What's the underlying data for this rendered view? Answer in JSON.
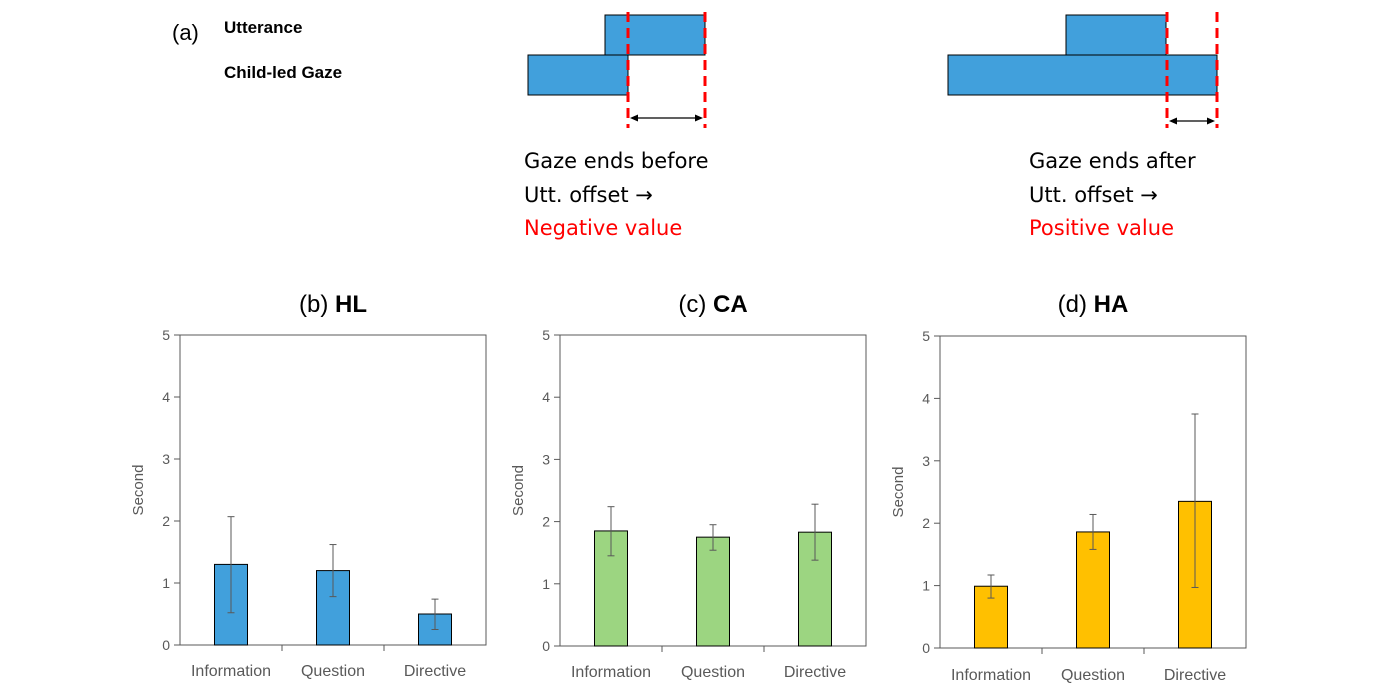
{
  "diagram": {
    "panel_label": "(a)",
    "row_utterance": "Utterance",
    "row_gaze": "Child-led Gaze",
    "left": {
      "line1": "Gaze ends before",
      "line2": "Utt. offset →",
      "line3": "Negative value"
    },
    "right": {
      "line1": "Gaze ends after",
      "line2": "Utt. offset →",
      "line3": "Positive value"
    },
    "colors": {
      "bar": "#41A0DC",
      "dash": "#FF0000"
    }
  },
  "chart_data": [
    {
      "type": "bar",
      "panel": "(b)",
      "title": "HL",
      "ylabel": "Second",
      "ylim": [
        0,
        5
      ],
      "yticks": [
        "0",
        "1",
        "2",
        "3",
        "4",
        "5"
      ],
      "categories": [
        "Information",
        "Question",
        "Directive"
      ],
      "values": [
        1.3,
        1.2,
        0.5
      ],
      "errors": [
        [
          0.52,
          2.07
        ],
        [
          0.78,
          1.62
        ],
        [
          0.25,
          0.74
        ]
      ],
      "color": "#41A0DC"
    },
    {
      "type": "bar",
      "panel": "(c)",
      "title": "CA",
      "ylabel": "Second",
      "ylim": [
        0,
        5
      ],
      "yticks": [
        "0",
        "1",
        "2",
        "3",
        "4",
        "5"
      ],
      "categories": [
        "Information",
        "Question",
        "Directive"
      ],
      "values": [
        1.85,
        1.75,
        1.83
      ],
      "errors": [
        [
          1.45,
          2.24
        ],
        [
          1.54,
          1.95
        ],
        [
          1.38,
          2.28
        ]
      ],
      "color": "#9CD581"
    },
    {
      "type": "bar",
      "panel": "(d)",
      "title": "HA",
      "ylabel": "Second",
      "ylim": [
        0,
        5
      ],
      "yticks": [
        "0",
        "1",
        "2",
        "3",
        "4",
        "5"
      ],
      "categories": [
        "Information",
        "Question",
        "Directive"
      ],
      "values": [
        0.99,
        1.86,
        2.35
      ],
      "errors": [
        [
          0.8,
          1.17
        ],
        [
          1.58,
          2.14
        ],
        [
          0.97,
          3.75
        ]
      ],
      "color": "#FFC000"
    }
  ]
}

__________

_WRITTEN EXERCISE_. Leaving all pictures aside, quote each record exactly.

_SOLUTION TO THIS TASK_.
What's the underlying data for this rendered view? Answer in JSON.
{
  "diagram": {
    "panel_label": "(a)",
    "row_utterance": "Utterance",
    "row_gaze": "Child-led Gaze",
    "left": {
      "line1": "Gaze ends before",
      "line2": "Utt. offset →",
      "line3": "Negative value"
    },
    "right": {
      "line1": "Gaze ends after",
      "line2": "Utt. offset →",
      "line3": "Positive value"
    },
    "colors": {
      "bar": "#41A0DC",
      "dash": "#FF0000"
    }
  },
  "chart_data": [
    {
      "type": "bar",
      "panel": "(b)",
      "title": "HL",
      "ylabel": "Second",
      "ylim": [
        0,
        5
      ],
      "yticks": [
        "0",
        "1",
        "2",
        "3",
        "4",
        "5"
      ],
      "categories": [
        "Information",
        "Question",
        "Directive"
      ],
      "values": [
        1.3,
        1.2,
        0.5
      ],
      "errors": [
        [
          0.52,
          2.07
        ],
        [
          0.78,
          1.62
        ],
        [
          0.25,
          0.74
        ]
      ],
      "color": "#41A0DC"
    },
    {
      "type": "bar",
      "panel": "(c)",
      "title": "CA",
      "ylabel": "Second",
      "ylim": [
        0,
        5
      ],
      "yticks": [
        "0",
        "1",
        "2",
        "3",
        "4",
        "5"
      ],
      "categories": [
        "Information",
        "Question",
        "Directive"
      ],
      "values": [
        1.85,
        1.75,
        1.83
      ],
      "errors": [
        [
          1.45,
          2.24
        ],
        [
          1.54,
          1.95
        ],
        [
          1.38,
          2.28
        ]
      ],
      "color": "#9CD581"
    },
    {
      "type": "bar",
      "panel": "(d)",
      "title": "HA",
      "ylabel": "Second",
      "ylim": [
        0,
        5
      ],
      "yticks": [
        "0",
        "1",
        "2",
        "3",
        "4",
        "5"
      ],
      "categories": [
        "Information",
        "Question",
        "Directive"
      ],
      "values": [
        0.99,
        1.86,
        2.35
      ],
      "errors": [
        [
          0.8,
          1.17
        ],
        [
          1.58,
          2.14
        ],
        [
          0.97,
          3.75
        ]
      ],
      "color": "#FFC000"
    }
  ]
}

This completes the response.